Activity
Provide only the number of lines in the data below that contain the string "Bilateralis".

--- Supplied data Enclosed Below ---

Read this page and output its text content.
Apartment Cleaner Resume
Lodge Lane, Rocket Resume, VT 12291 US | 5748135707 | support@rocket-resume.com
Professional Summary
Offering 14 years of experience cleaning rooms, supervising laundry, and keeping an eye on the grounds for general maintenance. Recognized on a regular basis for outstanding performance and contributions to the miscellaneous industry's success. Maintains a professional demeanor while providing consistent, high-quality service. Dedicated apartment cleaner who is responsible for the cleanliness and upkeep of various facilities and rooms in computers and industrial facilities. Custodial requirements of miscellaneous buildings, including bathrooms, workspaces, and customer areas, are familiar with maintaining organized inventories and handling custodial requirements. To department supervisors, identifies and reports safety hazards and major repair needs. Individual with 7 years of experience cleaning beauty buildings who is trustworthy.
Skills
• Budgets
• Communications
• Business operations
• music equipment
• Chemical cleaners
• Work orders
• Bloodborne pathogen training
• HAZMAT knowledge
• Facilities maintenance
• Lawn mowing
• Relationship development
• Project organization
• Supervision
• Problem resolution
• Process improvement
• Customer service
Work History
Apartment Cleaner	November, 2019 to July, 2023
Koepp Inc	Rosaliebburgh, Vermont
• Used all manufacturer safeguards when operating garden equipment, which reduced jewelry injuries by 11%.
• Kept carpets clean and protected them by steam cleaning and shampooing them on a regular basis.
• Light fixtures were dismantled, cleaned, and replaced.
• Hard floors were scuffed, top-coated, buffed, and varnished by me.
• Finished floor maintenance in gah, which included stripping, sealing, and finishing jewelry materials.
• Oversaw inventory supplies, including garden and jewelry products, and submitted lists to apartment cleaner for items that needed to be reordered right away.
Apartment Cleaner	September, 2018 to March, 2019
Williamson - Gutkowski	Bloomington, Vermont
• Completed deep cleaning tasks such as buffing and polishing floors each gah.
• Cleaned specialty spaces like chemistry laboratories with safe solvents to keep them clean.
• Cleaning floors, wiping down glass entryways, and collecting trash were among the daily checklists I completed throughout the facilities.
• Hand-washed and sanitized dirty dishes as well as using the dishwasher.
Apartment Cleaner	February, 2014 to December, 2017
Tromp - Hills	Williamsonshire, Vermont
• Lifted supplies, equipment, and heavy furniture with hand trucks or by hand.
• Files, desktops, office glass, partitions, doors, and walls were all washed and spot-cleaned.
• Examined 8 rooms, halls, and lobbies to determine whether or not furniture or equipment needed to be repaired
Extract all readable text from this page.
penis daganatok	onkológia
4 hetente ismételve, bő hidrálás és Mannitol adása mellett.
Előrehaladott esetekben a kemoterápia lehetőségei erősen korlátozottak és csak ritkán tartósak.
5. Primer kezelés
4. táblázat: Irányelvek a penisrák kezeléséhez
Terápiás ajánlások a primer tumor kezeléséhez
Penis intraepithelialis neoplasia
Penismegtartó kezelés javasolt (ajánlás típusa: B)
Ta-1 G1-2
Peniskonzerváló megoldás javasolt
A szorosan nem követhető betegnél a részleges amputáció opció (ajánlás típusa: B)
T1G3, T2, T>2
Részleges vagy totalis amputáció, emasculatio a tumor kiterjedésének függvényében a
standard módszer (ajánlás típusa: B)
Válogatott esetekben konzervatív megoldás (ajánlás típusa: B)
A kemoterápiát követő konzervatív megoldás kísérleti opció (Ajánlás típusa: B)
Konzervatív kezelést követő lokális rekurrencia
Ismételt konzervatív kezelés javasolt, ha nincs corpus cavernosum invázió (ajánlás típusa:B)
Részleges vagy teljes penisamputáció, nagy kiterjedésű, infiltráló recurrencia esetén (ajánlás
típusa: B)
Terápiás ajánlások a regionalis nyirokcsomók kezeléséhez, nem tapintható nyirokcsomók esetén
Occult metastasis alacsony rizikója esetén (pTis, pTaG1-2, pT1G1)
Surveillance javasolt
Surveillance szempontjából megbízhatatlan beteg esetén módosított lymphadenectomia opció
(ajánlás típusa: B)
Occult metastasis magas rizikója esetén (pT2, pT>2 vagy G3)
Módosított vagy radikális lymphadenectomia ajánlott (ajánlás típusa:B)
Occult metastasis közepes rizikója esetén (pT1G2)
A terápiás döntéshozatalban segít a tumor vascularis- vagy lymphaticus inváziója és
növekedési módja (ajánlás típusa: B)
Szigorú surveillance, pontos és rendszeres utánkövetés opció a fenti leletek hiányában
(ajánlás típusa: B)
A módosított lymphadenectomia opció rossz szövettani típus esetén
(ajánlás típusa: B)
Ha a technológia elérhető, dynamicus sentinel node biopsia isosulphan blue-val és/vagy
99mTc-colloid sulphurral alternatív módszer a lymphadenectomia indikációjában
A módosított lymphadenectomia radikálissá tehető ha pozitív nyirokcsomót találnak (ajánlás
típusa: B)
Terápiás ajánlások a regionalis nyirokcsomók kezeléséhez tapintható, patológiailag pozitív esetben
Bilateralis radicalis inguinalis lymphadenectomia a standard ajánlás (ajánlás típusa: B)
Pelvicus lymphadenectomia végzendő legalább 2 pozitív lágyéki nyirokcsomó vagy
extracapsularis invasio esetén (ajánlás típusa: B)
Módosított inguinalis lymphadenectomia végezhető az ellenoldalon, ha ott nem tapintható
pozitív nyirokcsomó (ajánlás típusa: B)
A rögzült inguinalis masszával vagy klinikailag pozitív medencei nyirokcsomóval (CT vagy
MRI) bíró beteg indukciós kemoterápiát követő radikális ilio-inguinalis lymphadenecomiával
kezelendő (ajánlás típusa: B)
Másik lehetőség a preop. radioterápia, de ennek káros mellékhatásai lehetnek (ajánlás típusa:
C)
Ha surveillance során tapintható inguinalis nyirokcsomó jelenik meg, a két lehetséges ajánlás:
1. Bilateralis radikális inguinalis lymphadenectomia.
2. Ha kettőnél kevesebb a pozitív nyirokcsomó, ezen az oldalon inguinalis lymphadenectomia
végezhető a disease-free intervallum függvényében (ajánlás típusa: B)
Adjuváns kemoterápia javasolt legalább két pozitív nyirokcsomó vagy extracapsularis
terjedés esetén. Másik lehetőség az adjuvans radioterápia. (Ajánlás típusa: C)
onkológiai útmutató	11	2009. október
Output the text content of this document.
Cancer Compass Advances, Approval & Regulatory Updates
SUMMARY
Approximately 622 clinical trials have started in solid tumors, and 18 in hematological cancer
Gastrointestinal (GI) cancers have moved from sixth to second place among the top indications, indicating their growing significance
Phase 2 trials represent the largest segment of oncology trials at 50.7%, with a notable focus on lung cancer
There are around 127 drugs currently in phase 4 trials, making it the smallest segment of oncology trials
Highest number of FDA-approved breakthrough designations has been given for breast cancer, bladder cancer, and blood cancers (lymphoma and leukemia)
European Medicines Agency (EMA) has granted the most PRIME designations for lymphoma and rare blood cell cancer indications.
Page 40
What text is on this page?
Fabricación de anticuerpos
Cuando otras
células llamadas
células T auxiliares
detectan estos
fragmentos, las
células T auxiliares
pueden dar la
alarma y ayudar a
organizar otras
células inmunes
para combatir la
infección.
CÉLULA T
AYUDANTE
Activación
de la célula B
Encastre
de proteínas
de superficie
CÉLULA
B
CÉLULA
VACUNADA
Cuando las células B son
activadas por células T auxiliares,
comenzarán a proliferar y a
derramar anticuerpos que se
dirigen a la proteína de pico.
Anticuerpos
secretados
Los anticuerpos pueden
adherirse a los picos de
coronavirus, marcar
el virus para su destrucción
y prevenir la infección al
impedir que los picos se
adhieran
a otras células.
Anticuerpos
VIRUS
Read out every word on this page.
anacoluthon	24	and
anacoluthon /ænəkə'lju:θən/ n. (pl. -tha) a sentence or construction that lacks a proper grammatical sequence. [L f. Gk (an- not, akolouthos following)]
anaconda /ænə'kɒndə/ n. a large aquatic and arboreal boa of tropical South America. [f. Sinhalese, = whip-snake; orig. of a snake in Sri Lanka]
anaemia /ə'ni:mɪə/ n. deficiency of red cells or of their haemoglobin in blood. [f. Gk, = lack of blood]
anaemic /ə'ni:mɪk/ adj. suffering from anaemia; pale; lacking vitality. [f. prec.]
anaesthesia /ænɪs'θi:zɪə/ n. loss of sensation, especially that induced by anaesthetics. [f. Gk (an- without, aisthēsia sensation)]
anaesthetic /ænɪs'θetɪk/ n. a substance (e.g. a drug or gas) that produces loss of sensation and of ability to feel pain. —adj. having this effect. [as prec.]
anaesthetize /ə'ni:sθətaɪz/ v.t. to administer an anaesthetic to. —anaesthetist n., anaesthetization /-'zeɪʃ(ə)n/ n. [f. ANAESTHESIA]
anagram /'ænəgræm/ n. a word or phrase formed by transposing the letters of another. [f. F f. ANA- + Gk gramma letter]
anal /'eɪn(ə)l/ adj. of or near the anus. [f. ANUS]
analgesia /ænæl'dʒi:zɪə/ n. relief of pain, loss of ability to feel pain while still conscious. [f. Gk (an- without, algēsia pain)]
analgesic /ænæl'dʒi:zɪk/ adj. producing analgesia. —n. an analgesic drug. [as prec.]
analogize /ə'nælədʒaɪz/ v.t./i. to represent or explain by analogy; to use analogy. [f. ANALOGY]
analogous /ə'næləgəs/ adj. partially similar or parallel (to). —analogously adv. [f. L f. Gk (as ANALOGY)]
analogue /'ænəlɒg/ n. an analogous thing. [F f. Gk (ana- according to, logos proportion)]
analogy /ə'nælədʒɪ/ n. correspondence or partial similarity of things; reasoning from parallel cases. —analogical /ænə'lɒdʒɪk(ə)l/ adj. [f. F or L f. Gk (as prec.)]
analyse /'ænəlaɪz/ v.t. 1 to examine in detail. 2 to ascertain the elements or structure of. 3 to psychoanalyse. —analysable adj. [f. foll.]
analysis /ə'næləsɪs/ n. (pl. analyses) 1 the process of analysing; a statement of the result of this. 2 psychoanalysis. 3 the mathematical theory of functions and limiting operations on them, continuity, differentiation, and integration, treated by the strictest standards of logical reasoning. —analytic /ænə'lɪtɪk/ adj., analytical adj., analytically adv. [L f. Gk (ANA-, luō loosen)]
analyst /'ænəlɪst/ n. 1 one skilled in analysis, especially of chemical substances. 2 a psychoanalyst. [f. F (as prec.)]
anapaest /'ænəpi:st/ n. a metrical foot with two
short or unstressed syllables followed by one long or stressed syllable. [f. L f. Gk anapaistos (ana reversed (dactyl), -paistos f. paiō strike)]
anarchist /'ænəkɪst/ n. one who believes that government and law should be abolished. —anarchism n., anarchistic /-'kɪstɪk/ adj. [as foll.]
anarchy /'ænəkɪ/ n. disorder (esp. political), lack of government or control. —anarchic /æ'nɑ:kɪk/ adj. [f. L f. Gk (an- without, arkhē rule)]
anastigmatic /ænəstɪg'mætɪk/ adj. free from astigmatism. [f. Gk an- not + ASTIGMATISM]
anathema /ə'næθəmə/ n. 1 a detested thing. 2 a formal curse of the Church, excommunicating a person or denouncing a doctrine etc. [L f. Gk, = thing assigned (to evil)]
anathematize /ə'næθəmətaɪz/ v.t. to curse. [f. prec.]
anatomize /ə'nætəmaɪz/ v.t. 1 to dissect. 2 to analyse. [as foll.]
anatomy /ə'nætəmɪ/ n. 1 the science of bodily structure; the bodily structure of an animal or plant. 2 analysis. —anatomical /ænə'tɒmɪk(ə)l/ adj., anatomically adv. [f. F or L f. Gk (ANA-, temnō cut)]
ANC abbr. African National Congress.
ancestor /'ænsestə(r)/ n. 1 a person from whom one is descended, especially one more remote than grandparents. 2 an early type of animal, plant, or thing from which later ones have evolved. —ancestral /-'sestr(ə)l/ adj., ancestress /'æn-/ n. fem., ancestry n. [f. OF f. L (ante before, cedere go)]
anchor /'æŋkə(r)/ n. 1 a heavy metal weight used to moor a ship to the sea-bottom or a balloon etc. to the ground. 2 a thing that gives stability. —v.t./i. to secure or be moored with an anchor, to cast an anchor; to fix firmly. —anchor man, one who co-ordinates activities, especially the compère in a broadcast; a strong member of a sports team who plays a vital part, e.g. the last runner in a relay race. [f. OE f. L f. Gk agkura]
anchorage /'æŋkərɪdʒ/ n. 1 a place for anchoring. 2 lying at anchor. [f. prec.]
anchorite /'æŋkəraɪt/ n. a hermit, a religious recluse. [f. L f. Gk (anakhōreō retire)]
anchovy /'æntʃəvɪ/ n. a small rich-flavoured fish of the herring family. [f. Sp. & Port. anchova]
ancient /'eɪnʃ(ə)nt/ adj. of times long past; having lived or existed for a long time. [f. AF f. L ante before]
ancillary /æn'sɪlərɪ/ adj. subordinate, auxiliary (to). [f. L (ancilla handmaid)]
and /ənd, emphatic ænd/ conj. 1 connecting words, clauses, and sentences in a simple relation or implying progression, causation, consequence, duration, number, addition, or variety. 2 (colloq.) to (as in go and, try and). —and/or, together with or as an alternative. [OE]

--- End of Enclosed Supplied data ---

Written answer
2